Rows from a dataset
--- start ---

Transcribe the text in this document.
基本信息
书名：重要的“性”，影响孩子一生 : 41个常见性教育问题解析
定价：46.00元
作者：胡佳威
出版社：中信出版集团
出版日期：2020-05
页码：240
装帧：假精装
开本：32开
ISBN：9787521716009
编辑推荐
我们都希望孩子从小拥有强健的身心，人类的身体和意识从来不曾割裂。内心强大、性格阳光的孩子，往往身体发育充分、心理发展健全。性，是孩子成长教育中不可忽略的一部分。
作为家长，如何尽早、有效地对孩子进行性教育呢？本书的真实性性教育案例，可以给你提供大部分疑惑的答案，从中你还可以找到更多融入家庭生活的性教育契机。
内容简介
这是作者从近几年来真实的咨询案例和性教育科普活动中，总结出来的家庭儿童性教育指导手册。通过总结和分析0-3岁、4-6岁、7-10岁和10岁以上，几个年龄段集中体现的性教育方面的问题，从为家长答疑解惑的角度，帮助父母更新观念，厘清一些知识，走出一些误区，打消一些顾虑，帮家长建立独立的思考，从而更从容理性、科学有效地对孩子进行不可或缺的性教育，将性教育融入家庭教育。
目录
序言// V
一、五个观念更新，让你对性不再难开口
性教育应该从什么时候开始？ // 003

--- end ---

Direction
Quote the entire listing above exactly.

Result of the task
Transcribe the text in this document.
基本信息
书名：重要的“性”，影响孩子一生 : 41个常见性教育问题解析
定价：46.00元
作者：胡佳威
出版社：中信出版集团
出版日期：2020-05
页码：240
装帧：假精装
开本：32开
ISBN：9787521716009
编辑推荐
我们都希望孩子从小拥有强健的身心，人类的身体和意识从来不曾割裂。内心强大、性格阳光的孩子，往往身体发育充分、心理发展健全。性，是孩子成长教育中不可忽略的一部分。
作为家长，如何尽早、有效地对孩子进行性教育呢？本书的真实性性教育案例，可以给你提供大部分疑惑的答案，从中你还可以找到更多融入家庭生活的性教育契机。
内容简介
这是作者从近几年来真实的咨询案例和性教育科普活动中，总结出来的家庭儿童性教育指导手册。通过总结和分析0-3岁、4-6岁、7-10岁和10岁以上，几个年龄段集中体现的性教育方面的问题，从为家长答疑解惑的角度，帮助父母更新观念，厘清一些知识，走出一些误区，打消一些顾虑，帮家长建立独立的思考，从而更从容理性、科学有效地对孩子进行不可或缺的性教育，将性教育融入家庭教育。
目录
序言// V
一、五个观念更新，让你对性不再难开口
性教育应该从什么时候开始？ // 003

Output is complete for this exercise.